Transcribe all of the material exactly. Any picture in it should be left out.

## Begin Recorded data

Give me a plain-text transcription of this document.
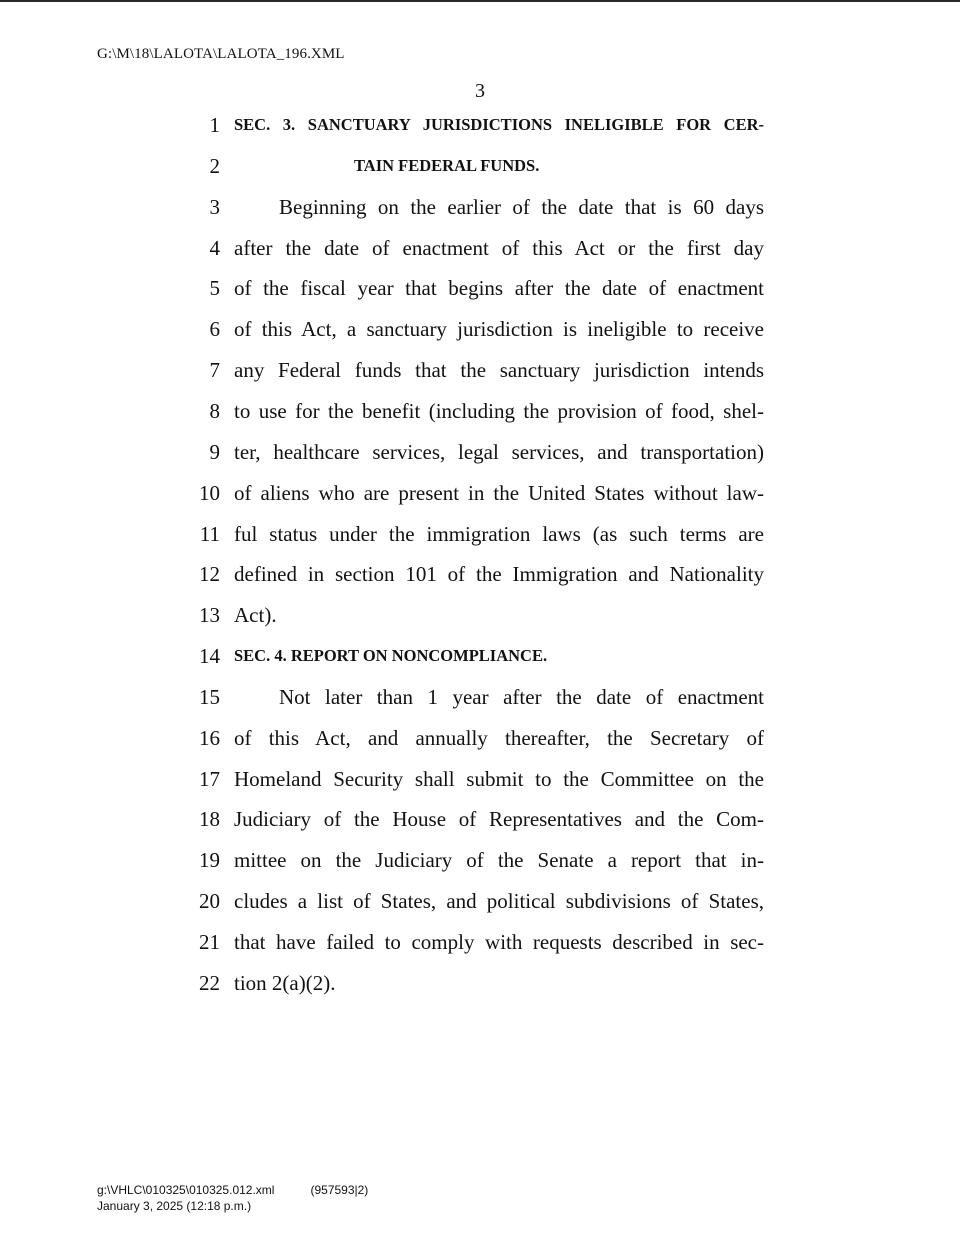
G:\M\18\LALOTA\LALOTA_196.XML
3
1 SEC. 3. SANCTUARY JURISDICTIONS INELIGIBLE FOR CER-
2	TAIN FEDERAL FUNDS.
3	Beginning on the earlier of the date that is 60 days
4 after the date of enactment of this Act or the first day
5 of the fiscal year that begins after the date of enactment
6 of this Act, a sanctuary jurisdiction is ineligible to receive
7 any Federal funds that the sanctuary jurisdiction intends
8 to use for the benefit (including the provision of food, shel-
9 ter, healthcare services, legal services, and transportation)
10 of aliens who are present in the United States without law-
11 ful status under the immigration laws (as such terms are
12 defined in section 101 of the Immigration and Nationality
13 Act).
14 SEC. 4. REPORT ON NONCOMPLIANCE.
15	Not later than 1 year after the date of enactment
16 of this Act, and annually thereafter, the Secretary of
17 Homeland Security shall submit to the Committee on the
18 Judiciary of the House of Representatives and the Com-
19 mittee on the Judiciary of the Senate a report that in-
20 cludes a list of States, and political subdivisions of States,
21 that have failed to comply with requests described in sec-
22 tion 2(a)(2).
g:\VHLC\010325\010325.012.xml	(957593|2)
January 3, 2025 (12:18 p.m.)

## End Recorded data

## [The completed task]
Give me a plain-text transcription of this document.
G:\M\18\LALOTA\LALOTA_196.XML
3
1 SEC. 3. SANCTUARY JURISDICTIONS INELIGIBLE FOR CER-
2	TAIN FEDERAL FUNDS.
3	Beginning on the earlier of the date that is 60 days
4 after the date of enactment of this Act or the first day
5 of the fiscal year that begins after the date of enactment
6 of this Act, a sanctuary jurisdiction is ineligible to receive
7 any Federal funds that the sanctuary jurisdiction intends
8 to use for the benefit (including the provision of food, shel-
9 ter, healthcare services, legal services, and transportation)
10 of aliens who are present in the United States without law-
11 ful status under the immigration laws (as such terms are
12 defined in section 101 of the Immigration and Nationality
13 Act).
14 SEC. 4. REPORT ON NONCOMPLIANCE.
15	Not later than 1 year after the date of enactment
16 of this Act, and annually thereafter, the Secretary of
17 Homeland Security shall submit to the Committee on the
18 Judiciary of the House of Representatives and the Com-
19 mittee on the Judiciary of the Senate a report that in-
20 cludes a list of States, and political subdivisions of States,
21 that have failed to comply with requests described in sec-
22 tion 2(a)(2).
g:\VHLC\010325\010325.012.xml	(957593|2)
January 3, 2025 (12:18 p.m.)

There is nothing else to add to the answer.